>> BEGIN RECORDS FOR THIS EXERCISE

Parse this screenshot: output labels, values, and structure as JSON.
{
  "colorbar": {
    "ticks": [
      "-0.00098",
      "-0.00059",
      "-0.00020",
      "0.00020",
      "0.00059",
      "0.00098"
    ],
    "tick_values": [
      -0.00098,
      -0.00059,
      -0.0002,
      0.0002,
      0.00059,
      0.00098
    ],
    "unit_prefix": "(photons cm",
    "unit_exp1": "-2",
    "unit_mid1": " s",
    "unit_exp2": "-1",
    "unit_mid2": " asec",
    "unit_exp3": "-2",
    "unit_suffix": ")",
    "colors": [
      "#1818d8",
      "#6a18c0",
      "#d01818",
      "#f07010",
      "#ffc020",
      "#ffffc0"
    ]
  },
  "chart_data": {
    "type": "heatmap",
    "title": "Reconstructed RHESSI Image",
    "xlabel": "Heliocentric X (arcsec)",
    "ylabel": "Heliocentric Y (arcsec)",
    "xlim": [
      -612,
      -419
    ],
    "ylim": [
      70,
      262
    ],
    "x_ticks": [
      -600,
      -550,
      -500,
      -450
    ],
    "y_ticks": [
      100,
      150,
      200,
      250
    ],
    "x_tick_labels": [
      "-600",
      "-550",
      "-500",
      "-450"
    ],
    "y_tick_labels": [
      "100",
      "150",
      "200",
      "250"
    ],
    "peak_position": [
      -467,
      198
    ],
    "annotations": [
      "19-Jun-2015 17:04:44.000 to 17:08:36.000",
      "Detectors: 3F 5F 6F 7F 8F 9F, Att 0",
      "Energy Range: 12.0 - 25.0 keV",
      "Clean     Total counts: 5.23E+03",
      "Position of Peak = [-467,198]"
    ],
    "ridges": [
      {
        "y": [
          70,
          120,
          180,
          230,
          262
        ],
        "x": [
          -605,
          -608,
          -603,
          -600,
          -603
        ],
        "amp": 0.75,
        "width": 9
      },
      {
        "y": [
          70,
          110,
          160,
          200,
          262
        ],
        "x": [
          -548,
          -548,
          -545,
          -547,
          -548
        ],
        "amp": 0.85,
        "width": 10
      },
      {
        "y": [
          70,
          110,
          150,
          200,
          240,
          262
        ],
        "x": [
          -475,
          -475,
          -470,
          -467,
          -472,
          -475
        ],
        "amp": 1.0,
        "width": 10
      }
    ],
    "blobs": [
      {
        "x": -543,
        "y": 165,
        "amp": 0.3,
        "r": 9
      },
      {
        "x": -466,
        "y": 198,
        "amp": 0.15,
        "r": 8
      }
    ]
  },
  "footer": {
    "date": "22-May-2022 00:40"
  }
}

>> END RECORDS FOR THIS EXERCISE
>> BEGIN RECORDS FOR THIS EXERCISE

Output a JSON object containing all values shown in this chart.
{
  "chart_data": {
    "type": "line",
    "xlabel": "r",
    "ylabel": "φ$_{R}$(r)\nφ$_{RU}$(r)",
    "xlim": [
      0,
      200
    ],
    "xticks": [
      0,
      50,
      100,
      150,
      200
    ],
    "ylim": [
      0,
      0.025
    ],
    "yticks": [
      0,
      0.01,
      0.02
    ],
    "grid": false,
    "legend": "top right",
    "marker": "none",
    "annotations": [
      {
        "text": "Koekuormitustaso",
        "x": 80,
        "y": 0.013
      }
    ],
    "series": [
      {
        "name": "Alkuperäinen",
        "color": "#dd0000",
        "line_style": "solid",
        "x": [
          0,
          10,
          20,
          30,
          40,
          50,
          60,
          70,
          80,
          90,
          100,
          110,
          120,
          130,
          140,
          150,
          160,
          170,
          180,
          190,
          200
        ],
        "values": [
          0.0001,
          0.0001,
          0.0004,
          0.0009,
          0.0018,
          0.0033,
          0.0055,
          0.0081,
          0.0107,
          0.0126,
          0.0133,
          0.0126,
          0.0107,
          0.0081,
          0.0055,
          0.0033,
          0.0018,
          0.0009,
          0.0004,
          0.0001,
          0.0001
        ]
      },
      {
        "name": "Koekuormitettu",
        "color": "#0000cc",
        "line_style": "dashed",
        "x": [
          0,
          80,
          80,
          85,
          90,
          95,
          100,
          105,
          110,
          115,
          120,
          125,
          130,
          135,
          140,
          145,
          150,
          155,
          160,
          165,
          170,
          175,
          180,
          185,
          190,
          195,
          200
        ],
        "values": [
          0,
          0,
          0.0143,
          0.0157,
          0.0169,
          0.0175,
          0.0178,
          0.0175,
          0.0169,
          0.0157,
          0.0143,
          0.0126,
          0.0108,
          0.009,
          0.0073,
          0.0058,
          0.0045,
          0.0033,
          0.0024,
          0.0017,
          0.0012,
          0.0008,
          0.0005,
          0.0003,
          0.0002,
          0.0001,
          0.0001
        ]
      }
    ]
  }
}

>> END RECORDS FOR THIS EXERCISE
>> BEGIN RECORDS FOR THIS EXERCISE

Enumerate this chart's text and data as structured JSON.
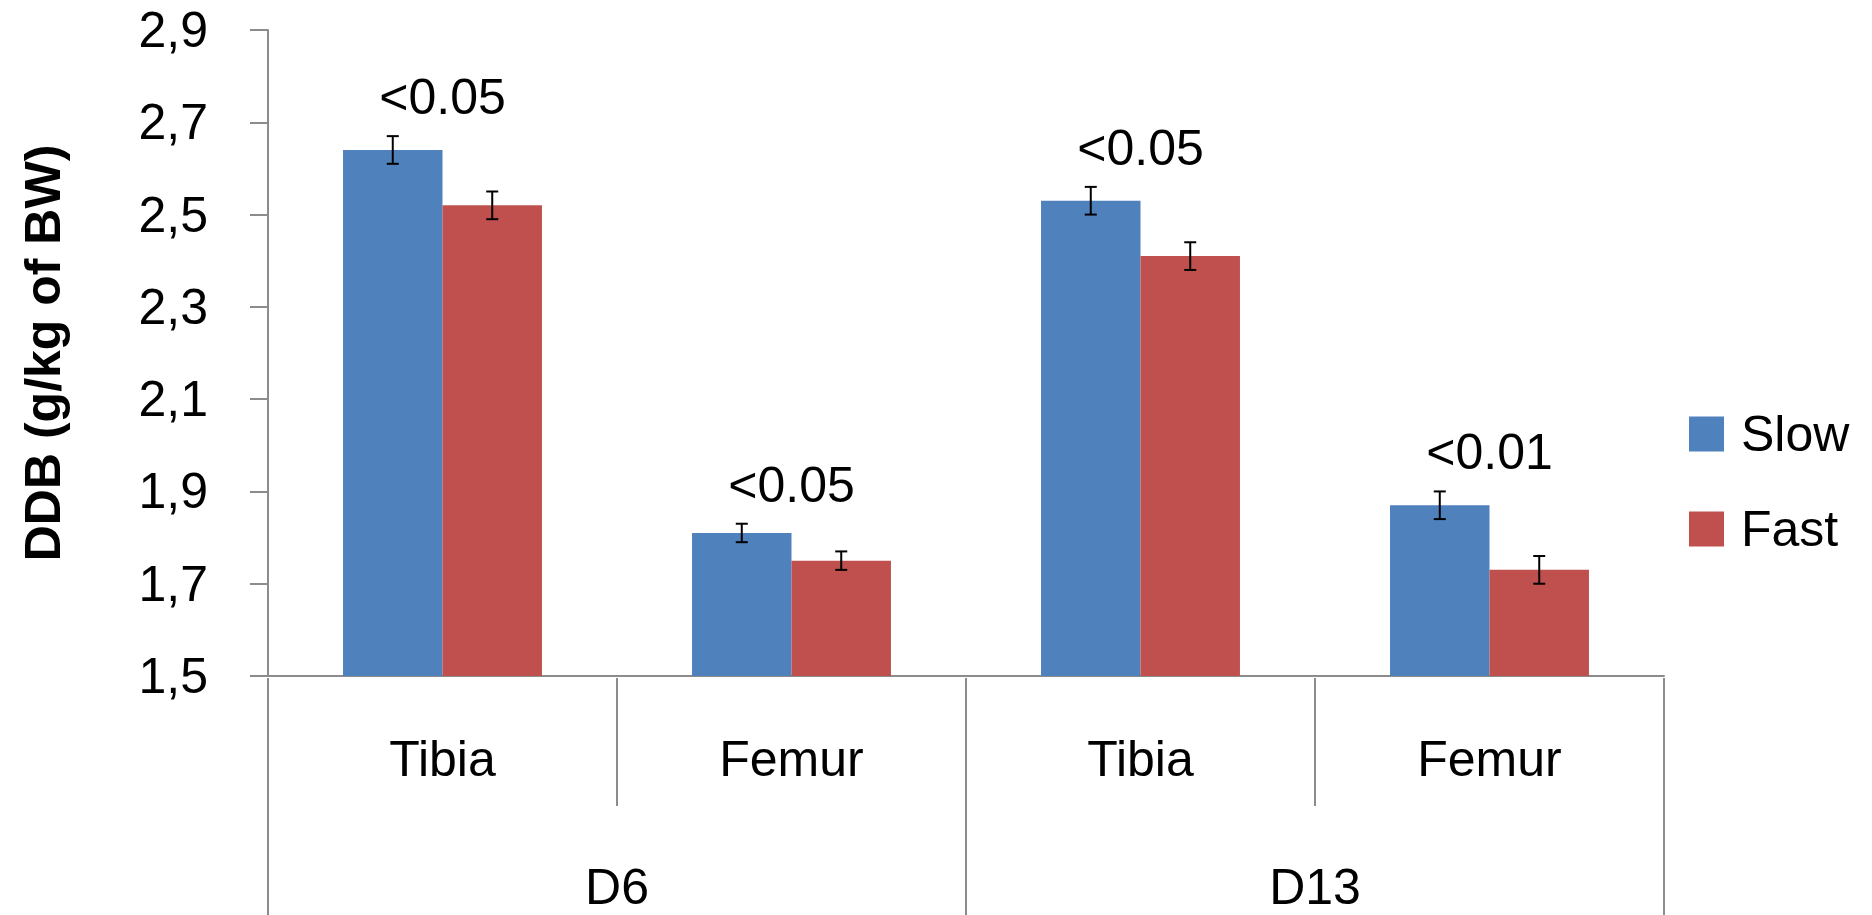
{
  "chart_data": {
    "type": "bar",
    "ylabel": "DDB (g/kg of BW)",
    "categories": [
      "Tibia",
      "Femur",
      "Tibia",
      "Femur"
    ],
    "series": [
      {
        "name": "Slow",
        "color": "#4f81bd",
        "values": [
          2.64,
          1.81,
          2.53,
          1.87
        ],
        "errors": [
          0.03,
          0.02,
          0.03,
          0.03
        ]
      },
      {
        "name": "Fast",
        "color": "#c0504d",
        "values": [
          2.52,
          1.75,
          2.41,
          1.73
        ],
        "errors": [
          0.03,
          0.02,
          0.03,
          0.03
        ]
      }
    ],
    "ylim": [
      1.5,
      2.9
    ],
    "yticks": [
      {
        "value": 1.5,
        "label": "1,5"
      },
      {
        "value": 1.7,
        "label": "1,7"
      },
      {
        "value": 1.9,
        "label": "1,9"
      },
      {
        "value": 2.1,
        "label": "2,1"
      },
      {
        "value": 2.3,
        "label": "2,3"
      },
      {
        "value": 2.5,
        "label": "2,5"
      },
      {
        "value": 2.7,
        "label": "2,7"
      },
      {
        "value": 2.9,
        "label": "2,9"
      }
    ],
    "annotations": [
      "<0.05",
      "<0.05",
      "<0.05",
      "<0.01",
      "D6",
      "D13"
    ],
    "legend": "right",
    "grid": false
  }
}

>> END RECORDS FOR THIS EXERCISE

REQUEST: Count each line of the data where the word "name" appears, then reply with the total only.

EXERCISE SOLUTION: 4